## Dataset rows
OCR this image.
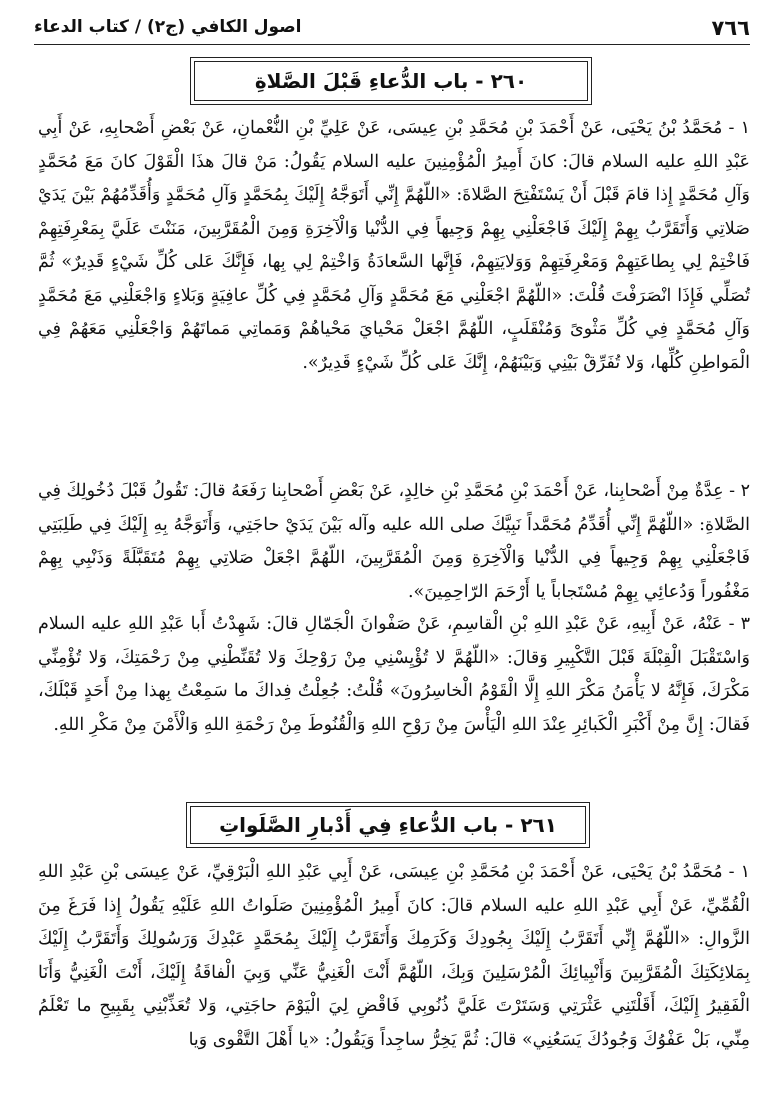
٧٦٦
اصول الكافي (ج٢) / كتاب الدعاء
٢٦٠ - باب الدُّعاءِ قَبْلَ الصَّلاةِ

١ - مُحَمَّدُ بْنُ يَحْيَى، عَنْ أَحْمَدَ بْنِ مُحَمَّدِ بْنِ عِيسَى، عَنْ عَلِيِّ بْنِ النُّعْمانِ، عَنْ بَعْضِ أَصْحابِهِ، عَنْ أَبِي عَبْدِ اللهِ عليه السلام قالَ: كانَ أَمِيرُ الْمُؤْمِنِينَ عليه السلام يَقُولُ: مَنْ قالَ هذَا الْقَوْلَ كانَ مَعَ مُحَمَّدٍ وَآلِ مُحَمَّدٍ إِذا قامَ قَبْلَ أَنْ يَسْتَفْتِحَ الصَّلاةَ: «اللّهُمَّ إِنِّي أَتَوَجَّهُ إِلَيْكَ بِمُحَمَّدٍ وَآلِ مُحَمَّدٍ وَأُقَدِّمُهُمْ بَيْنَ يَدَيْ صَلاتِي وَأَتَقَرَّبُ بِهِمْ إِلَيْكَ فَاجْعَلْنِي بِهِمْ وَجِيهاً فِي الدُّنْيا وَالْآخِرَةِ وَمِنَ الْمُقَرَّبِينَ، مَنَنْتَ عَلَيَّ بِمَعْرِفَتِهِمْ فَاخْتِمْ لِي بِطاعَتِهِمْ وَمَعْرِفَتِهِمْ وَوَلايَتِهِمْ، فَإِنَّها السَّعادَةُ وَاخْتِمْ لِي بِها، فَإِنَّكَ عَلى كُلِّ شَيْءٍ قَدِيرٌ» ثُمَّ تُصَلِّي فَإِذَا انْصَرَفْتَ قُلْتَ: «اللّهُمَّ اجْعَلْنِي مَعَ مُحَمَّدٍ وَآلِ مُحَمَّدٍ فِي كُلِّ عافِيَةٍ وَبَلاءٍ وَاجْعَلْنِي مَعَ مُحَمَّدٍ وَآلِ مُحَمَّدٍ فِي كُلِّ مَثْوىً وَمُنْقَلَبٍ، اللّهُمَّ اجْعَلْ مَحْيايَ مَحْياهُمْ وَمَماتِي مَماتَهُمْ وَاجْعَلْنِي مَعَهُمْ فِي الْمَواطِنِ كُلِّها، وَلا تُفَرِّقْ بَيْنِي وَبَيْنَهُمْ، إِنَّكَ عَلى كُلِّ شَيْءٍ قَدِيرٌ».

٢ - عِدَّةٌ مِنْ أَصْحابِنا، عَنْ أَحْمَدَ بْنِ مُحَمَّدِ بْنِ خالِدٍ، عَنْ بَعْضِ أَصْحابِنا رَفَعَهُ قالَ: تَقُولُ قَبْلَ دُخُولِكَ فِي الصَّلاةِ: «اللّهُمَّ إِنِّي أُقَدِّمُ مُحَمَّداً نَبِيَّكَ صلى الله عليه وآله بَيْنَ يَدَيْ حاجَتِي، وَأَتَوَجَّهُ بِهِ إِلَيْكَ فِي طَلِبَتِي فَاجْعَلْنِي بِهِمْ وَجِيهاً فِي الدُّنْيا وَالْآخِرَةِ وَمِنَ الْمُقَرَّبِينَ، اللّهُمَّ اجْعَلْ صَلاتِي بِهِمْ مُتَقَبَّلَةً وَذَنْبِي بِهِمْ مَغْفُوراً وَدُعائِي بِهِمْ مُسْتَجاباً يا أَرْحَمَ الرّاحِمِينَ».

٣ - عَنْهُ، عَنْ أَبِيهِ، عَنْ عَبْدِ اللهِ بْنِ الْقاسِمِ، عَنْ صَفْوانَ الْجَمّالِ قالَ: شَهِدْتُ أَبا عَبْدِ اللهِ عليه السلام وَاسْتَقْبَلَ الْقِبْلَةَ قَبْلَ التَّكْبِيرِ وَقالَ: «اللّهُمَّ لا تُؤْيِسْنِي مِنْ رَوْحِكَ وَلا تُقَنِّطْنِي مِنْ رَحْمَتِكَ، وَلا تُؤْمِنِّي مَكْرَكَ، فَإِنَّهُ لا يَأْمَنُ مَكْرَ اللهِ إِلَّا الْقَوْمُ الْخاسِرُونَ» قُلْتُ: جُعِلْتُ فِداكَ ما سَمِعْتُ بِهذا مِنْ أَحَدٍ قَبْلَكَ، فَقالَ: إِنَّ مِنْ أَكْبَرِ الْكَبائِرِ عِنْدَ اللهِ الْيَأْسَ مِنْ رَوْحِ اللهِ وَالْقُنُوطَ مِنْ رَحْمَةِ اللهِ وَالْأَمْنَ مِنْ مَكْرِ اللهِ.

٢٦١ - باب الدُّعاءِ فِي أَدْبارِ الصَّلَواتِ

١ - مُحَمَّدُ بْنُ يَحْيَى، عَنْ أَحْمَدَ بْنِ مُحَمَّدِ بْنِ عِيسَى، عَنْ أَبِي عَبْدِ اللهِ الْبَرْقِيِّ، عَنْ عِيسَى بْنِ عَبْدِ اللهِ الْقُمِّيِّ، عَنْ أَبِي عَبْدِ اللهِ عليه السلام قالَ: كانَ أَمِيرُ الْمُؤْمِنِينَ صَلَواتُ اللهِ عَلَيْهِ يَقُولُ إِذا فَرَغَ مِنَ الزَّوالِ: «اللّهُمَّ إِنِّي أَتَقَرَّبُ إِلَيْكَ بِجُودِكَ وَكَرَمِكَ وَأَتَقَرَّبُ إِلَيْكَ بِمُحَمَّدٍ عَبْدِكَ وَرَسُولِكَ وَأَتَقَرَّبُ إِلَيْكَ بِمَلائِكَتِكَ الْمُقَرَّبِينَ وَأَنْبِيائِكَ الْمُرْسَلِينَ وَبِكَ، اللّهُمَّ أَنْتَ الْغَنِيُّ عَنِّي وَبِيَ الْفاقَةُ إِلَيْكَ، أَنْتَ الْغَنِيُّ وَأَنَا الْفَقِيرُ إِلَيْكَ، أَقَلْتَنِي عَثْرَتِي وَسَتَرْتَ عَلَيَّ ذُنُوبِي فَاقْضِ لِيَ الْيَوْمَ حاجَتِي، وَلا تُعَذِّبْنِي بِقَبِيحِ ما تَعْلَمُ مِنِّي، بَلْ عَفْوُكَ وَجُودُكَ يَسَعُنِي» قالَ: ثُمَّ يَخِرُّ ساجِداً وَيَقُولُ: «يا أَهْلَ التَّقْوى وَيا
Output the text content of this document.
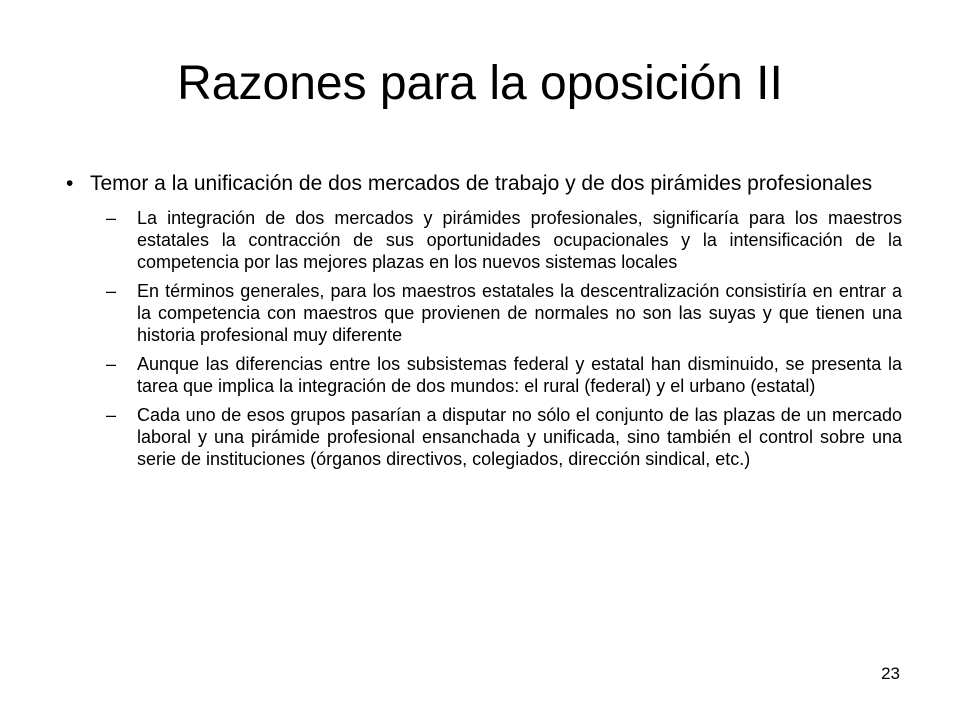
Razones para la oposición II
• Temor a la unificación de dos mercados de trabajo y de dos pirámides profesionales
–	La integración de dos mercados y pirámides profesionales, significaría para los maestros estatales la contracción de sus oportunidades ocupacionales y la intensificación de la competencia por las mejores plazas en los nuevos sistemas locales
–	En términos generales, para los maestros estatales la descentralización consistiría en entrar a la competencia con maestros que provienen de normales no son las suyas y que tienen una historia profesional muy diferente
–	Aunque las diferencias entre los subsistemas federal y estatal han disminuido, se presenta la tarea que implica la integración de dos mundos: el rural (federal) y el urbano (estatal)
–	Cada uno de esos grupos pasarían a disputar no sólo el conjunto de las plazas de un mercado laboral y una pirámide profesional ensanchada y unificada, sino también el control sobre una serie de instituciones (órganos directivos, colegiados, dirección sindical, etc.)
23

## Work to be completed
Write out every entry again word for word, without any of the pictures.

## Completed task
OCR this image.
٧٦٦
اصول الكافي (ج٢) / كتاب الدعاء
٢٦٠ - باب الدُّعاءِ قَبْلَ الصَّلاةِ

١ - مُحَمَّدُ بْنُ يَحْيَى، عَنْ أَحْمَدَ بْنِ مُحَمَّدِ بْنِ عِيسَى، عَنْ عَلِيِّ بْنِ النُّعْمانِ، عَنْ بَعْضِ أَصْحابِهِ، عَنْ أَبِي عَبْدِ اللهِ عليه السلام قالَ: كانَ أَمِيرُ الْمُؤْمِنِينَ عليه السلام يَقُولُ: مَنْ قالَ هذَا الْقَوْلَ كانَ مَعَ مُحَمَّدٍ وَآلِ مُحَمَّدٍ إِذا قامَ قَبْلَ أَنْ يَسْتَفْتِحَ الصَّلاةَ: «اللّهُمَّ إِنِّي أَتَوَجَّهُ إِلَيْكَ بِمُحَمَّدٍ وَآلِ مُحَمَّدٍ وَأُقَدِّمُهُمْ بَيْنَ يَدَيْ صَلاتِي وَأَتَقَرَّبُ بِهِمْ إِلَيْكَ فَاجْعَلْنِي بِهِمْ وَجِيهاً فِي الدُّنْيا وَالْآخِرَةِ وَمِنَ الْمُقَرَّبِينَ، مَنَنْتَ عَلَيَّ بِمَعْرِفَتِهِمْ فَاخْتِمْ لِي بِطاعَتِهِمْ وَمَعْرِفَتِهِمْ وَوَلايَتِهِمْ، فَإِنَّها السَّعادَةُ وَاخْتِمْ لِي بِها، فَإِنَّكَ عَلى كُلِّ شَيْءٍ قَدِيرٌ» ثُمَّ تُصَلِّي فَإِذَا انْصَرَفْتَ قُلْتَ: «اللّهُمَّ اجْعَلْنِي مَعَ مُحَمَّدٍ وَآلِ مُحَمَّدٍ فِي كُلِّ عافِيَةٍ وَبَلاءٍ وَاجْعَلْنِي مَعَ مُحَمَّدٍ وَآلِ مُحَمَّدٍ فِي كُلِّ مَثْوىً وَمُنْقَلَبٍ، اللّهُمَّ اجْعَلْ مَحْيايَ مَحْياهُمْ وَمَماتِي مَماتَهُمْ وَاجْعَلْنِي مَعَهُمْ فِي الْمَواطِنِ كُلِّها، وَلا تُفَرِّقْ بَيْنِي وَبَيْنَهُمْ، إِنَّكَ عَلى كُلِّ شَيْءٍ قَدِيرٌ».

٢ - عِدَّةٌ مِنْ أَصْحابِنا، عَنْ أَحْمَدَ بْنِ مُحَمَّدِ بْنِ خالِدٍ، عَنْ بَعْضِ أَصْحابِنا رَفَعَهُ قالَ: تَقُولُ قَبْلَ دُخُولِكَ فِي الصَّلاةِ: «اللّهُمَّ إِنِّي أُقَدِّمُ مُحَمَّداً نَبِيَّكَ صلى الله عليه وآله بَيْنَ يَدَيْ حاجَتِي، وَأَتَوَجَّهُ بِهِ إِلَيْكَ فِي طَلِبَتِي فَاجْعَلْنِي بِهِمْ وَجِيهاً فِي الدُّنْيا وَالْآخِرَةِ وَمِنَ الْمُقَرَّبِينَ، اللّهُمَّ اجْعَلْ صَلاتِي بِهِمْ مُتَقَبَّلَةً وَذَنْبِي بِهِمْ مَغْفُوراً وَدُعائِي بِهِمْ مُسْتَجاباً يا أَرْحَمَ الرّاحِمِينَ».

٣ - عَنْهُ، عَنْ أَبِيهِ، عَنْ عَبْدِ اللهِ بْنِ الْقاسِمِ، عَنْ صَفْوانَ الْجَمّالِ قالَ: شَهِدْتُ أَبا عَبْدِ اللهِ عليه السلام وَاسْتَقْبَلَ الْقِبْلَةَ قَبْلَ التَّكْبِيرِ وَقالَ: «اللّهُمَّ لا تُؤْيِسْنِي مِنْ رَوْحِكَ وَلا تُقَنِّطْنِي مِنْ رَحْمَتِكَ، وَلا تُؤْمِنِّي مَكْرَكَ، فَإِنَّهُ لا يَأْمَنُ مَكْرَ اللهِ إِلَّا الْقَوْمُ الْخاسِرُونَ» قُلْتُ: جُعِلْتُ فِداكَ ما سَمِعْتُ بِهذا مِنْ أَحَدٍ قَبْلَكَ، فَقالَ: إِنَّ مِنْ أَكْبَرِ الْكَبائِرِ عِنْدَ اللهِ الْيَأْسَ مِنْ رَوْحِ اللهِ وَالْقُنُوطَ مِنْ رَحْمَةِ اللهِ وَالْأَمْنَ مِنْ مَكْرِ اللهِ.

٢٦١ - باب الدُّعاءِ فِي أَدْبارِ الصَّلَواتِ

١ - مُحَمَّدُ بْنُ يَحْيَى، عَنْ أَحْمَدَ بْنِ مُحَمَّدِ بْنِ عِيسَى، عَنْ أَبِي عَبْدِ اللهِ الْبَرْقِيِّ، عَنْ عِيسَى بْنِ عَبْدِ اللهِ الْقُمِّيِّ، عَنْ أَبِي عَبْدِ اللهِ عليه السلام قالَ: كانَ أَمِيرُ الْمُؤْمِنِينَ صَلَواتُ اللهِ عَلَيْهِ يَقُولُ إِذا فَرَغَ مِنَ الزَّوالِ: «اللّهُمَّ إِنِّي أَتَقَرَّبُ إِلَيْكَ بِجُودِكَ وَكَرَمِكَ وَأَتَقَرَّبُ إِلَيْكَ بِمُحَمَّدٍ عَبْدِكَ وَرَسُولِكَ وَأَتَقَرَّبُ إِلَيْكَ بِمَلائِكَتِكَ الْمُقَرَّبِينَ وَأَنْبِيائِكَ الْمُرْسَلِينَ وَبِكَ، اللّهُمَّ أَنْتَ الْغَنِيُّ عَنِّي وَبِيَ الْفاقَةُ إِلَيْكَ، أَنْتَ الْغَنِيُّ وَأَنَا الْفَقِيرُ إِلَيْكَ، أَقَلْتَنِي عَثْرَتِي وَسَتَرْتَ عَلَيَّ ذُنُوبِي فَاقْضِ لِيَ الْيَوْمَ حاجَتِي، وَلا تُعَذِّبْنِي بِقَبِيحِ ما تَعْلَمُ مِنِّي، بَلْ عَفْوُكَ وَجُودُكَ يَسَعُنِي» قالَ: ثُمَّ يَخِرُّ ساجِداً وَيَقُولُ: «يا أَهْلَ التَّقْوى وَيا
Output the text content of this document.
Razones para la oposición II
• Temor a la unificación de dos mercados de trabajo y de dos pirámides profesionales
–	La integración de dos mercados y pirámides profesionales, significaría para los maestros estatales la contracción de sus oportunidades ocupacionales y la intensificación de la competencia por las mejores plazas en los nuevos sistemas locales
–	En términos generales, para los maestros estatales la descentralización consistiría en entrar a la competencia con maestros que provienen de normales no son las suyas y que tienen una historia profesional muy diferente
–	Aunque las diferencias entre los subsistemas federal y estatal han disminuido, se presenta la tarea que implica la integración de dos mundos: el rural (federal) y el urbano (estatal)
–	Cada uno de esos grupos pasarían a disputar no sólo el conjunto de las plazas de un mercado laboral y una pirámide profesional ensanchada y unificada, sino también el control sobre una serie de instituciones (órganos directivos, colegiados, dirección sindical, etc.)
23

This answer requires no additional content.